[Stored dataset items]
▬▬▬

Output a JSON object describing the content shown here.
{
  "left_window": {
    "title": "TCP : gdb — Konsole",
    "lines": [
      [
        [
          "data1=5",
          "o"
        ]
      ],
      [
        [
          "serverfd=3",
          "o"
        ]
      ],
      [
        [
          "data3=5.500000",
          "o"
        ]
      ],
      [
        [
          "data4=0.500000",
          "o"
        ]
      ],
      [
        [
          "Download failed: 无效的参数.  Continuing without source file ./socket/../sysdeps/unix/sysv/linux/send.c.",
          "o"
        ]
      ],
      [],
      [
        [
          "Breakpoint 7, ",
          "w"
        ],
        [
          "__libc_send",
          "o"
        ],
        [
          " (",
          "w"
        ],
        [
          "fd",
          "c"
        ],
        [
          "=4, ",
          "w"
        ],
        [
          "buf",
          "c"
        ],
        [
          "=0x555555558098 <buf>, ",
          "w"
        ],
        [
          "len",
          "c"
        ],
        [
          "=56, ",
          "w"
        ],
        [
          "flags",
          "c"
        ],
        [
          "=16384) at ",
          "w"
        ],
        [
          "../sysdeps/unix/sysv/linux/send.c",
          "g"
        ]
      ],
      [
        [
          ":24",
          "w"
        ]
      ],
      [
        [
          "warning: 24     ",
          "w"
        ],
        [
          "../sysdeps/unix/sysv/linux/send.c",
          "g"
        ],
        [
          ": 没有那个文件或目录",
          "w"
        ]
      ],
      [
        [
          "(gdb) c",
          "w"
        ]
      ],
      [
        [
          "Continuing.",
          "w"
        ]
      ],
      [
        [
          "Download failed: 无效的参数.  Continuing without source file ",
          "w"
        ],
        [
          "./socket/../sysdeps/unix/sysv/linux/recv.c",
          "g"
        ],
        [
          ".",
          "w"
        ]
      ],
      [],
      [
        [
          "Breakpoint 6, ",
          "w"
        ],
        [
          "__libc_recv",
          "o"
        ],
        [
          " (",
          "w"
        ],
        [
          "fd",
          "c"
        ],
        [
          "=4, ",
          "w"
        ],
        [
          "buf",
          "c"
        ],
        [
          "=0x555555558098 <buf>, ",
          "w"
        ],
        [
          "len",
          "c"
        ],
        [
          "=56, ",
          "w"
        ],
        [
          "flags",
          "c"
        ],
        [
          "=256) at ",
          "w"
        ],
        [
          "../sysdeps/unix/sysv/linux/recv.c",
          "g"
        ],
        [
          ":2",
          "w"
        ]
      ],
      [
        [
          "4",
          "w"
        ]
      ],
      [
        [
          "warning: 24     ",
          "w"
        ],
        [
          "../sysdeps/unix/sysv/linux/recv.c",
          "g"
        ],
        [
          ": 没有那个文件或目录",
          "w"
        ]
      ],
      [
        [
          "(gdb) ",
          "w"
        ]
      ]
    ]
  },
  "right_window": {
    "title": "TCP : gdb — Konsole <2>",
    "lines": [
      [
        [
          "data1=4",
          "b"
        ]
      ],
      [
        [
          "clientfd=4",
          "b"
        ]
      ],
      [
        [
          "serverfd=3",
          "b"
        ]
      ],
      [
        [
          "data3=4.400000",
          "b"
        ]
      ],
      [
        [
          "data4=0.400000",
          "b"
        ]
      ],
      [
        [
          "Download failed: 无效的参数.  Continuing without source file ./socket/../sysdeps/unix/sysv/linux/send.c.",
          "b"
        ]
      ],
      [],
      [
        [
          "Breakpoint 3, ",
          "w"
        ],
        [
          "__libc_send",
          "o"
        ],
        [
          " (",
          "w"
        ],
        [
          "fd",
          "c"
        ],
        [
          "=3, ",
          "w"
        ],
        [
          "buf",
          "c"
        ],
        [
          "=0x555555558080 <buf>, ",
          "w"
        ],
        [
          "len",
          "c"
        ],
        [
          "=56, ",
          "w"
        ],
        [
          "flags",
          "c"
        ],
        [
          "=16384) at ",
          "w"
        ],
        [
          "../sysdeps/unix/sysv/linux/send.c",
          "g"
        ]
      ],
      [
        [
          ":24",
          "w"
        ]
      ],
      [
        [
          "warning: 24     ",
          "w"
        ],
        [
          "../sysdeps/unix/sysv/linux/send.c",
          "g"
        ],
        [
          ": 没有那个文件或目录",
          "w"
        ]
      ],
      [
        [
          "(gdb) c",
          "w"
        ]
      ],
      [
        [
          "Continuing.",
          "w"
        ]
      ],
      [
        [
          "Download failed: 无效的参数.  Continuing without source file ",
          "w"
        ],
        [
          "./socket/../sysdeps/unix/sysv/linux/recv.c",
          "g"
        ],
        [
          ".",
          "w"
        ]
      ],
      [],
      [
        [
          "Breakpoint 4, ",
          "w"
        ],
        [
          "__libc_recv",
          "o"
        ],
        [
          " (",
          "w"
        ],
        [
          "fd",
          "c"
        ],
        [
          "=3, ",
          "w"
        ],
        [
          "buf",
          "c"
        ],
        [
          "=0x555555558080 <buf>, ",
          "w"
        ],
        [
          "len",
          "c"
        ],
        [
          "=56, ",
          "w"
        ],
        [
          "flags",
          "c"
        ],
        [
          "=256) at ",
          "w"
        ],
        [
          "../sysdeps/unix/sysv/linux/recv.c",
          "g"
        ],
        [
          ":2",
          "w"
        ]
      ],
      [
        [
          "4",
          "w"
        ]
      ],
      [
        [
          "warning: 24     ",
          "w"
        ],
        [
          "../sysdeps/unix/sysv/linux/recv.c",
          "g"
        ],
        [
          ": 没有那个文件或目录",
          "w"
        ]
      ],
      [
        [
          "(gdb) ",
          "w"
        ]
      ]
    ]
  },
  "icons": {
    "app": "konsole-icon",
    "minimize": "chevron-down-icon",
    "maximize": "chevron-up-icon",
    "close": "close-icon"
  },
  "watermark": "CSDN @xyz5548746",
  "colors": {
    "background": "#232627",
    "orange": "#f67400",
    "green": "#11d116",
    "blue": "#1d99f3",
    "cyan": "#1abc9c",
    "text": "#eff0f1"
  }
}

▬▬▬

* Brief
Output all of the material exactly as written.

* Solution for this exercise
Output a JSON object describing the content shown here.
{
  "left_window": {
    "title": "TCP : gdb — Konsole",
    "lines": [
      [
        [
          "data1=5",
          "o"
        ]
      ],
      [
        [
          "serverfd=3",
          "o"
        ]
      ],
      [
        [
          "data3=5.500000",
          "o"
        ]
      ],
      [
        [
          "data4=0.500000",
          "o"
        ]
      ],
      [
        [
          "Download failed: 无效的参数.  Continuing without source file ./socket/../sysdeps/unix/sysv/linux/send.c.",
          "o"
        ]
      ],
      [],
      [
        [
          "Breakpoint 7, ",
          "w"
        ],
        [
          "__libc_send",
          "o"
        ],
        [
          " (",
          "w"
        ],
        [
          "fd",
          "c"
        ],
        [
          "=4, ",
          "w"
        ],
        [
          "buf",
          "c"
        ],
        [
          "=0x555555558098 <buf>, ",
          "w"
        ],
        [
          "len",
          "c"
        ],
        [
          "=56, ",
          "w"
        ],
        [
          "flags",
          "c"
        ],
        [
          "=16384) at ",
          "w"
        ],
        [
          "../sysdeps/unix/sysv/linux/send.c",
          "g"
        ]
      ],
      [
        [
          ":24",
          "w"
        ]
      ],
      [
        [
          "warning: 24     ",
          "w"
        ],
        [
          "../sysdeps/unix/sysv/linux/send.c",
          "g"
        ],
        [
          ": 没有那个文件或目录",
          "w"
        ]
      ],
      [
        [
          "(gdb) c",
          "w"
        ]
      ],
      [
        [
          "Continuing.",
          "w"
        ]
      ],
      [
        [
          "Download failed: 无效的参数.  Continuing without source file ",
          "w"
        ],
        [
          "./socket/../sysdeps/unix/sysv/linux/recv.c",
          "g"
        ],
        [
          ".",
          "w"
        ]
      ],
      [],
      [
        [
          "Breakpoint 6, ",
          "w"
        ],
        [
          "__libc_recv",
          "o"
        ],
        [
          " (",
          "w"
        ],
        [
          "fd",
          "c"
        ],
        [
          "=4, ",
          "w"
        ],
        [
          "buf",
          "c"
        ],
        [
          "=0x555555558098 <buf>, ",
          "w"
        ],
        [
          "len",
          "c"
        ],
        [
          "=56, ",
          "w"
        ],
        [
          "flags",
          "c"
        ],
        [
          "=256) at ",
          "w"
        ],
        [
          "../sysdeps/unix/sysv/linux/recv.c",
          "g"
        ],
        [
          ":2",
          "w"
        ]
      ],
      [
        [
          "4",
          "w"
        ]
      ],
      [
        [
          "warning: 24     ",
          "w"
        ],
        [
          "../sysdeps/unix/sysv/linux/recv.c",
          "g"
        ],
        [
          ": 没有那个文件或目录",
          "w"
        ]
      ],
      [
        [
          "(gdb) ",
          "w"
        ]
      ]
    ]
  },
  "right_window": {
    "title": "TCP : gdb — Konsole <2>",
    "lines": [
      [
        [
          "data1=4",
          "b"
        ]
      ],
      [
        [
          "clientfd=4",
          "b"
        ]
      ],
      [
        [
          "serverfd=3",
          "b"
        ]
      ],
      [
        [
          "data3=4.400000",
          "b"
        ]
      ],
      [
        [
          "data4=0.400000",
          "b"
        ]
      ],
      [
        [
          "Download failed: 无效的参数.  Continuing without source file ./socket/../sysdeps/unix/sysv/linux/send.c.",
          "b"
        ]
      ],
      [],
      [
        [
          "Breakpoint 3, ",
          "w"
        ],
        [
          "__libc_send",
          "o"
        ],
        [
          " (",
          "w"
        ],
        [
          "fd",
          "c"
        ],
        [
          "=3, ",
          "w"
        ],
        [
          "buf",
          "c"
        ],
        [
          "=0x555555558080 <buf>, ",
          "w"
        ],
        [
          "len",
          "c"
        ],
        [
          "=56, ",
          "w"
        ],
        [
          "flags",
          "c"
        ],
        [
          "=16384) at ",
          "w"
        ],
        [
          "../sysdeps/unix/sysv/linux/send.c",
          "g"
        ]
      ],
      [
        [
          ":24",
          "w"
        ]
      ],
      [
        [
          "warning: 24     ",
          "w"
        ],
        [
          "../sysdeps/unix/sysv/linux/send.c",
          "g"
        ],
        [
          ": 没有那个文件或目录",
          "w"
        ]
      ],
      [
        [
          "(gdb) c",
          "w"
        ]
      ],
      [
        [
          "Continuing.",
          "w"
        ]
      ],
      [
        [
          "Download failed: 无效的参数.  Continuing without source file ",
          "w"
        ],
        [
          "./socket/../sysdeps/unix/sysv/linux/recv.c",
          "g"
        ],
        [
          ".",
          "w"
        ]
      ],
      [],
      [
        [
          "Breakpoint 4, ",
          "w"
        ],
        [
          "__libc_recv",
          "o"
        ],
        [
          " (",
          "w"
        ],
        [
          "fd",
          "c"
        ],
        [
          "=3, ",
          "w"
        ],
        [
          "buf",
          "c"
        ],
        [
          "=0x555555558080 <buf>, ",
          "w"
        ],
        [
          "len",
          "c"
        ],
        [
          "=56, ",
          "w"
        ],
        [
          "flags",
          "c"
        ],
        [
          "=256) at ",
          "w"
        ],
        [
          "../sysdeps/unix/sysv/linux/recv.c",
          "g"
        ],
        [
          ":2",
          "w"
        ]
      ],
      [
        [
          "4",
          "w"
        ]
      ],
      [
        [
          "warning: 24     ",
          "w"
        ],
        [
          "../sysdeps/unix/sysv/linux/recv.c",
          "g"
        ],
        [
          ": 没有那个文件或目录",
          "w"
        ]
      ],
      [
        [
          "(gdb) ",
          "w"
        ]
      ]
    ]
  },
  "icons": {
    "app": "konsole-icon",
    "minimize": "chevron-down-icon",
    "maximize": "chevron-up-icon",
    "close": "close-icon"
  },
  "watermark": "CSDN @xyz5548746",
  "colors": {
    "background": "#232627",
    "orange": "#f67400",
    "green": "#11d116",
    "blue": "#1d99f3",
    "cyan": "#1abc9c",
    "text": "#eff0f1"
  }
}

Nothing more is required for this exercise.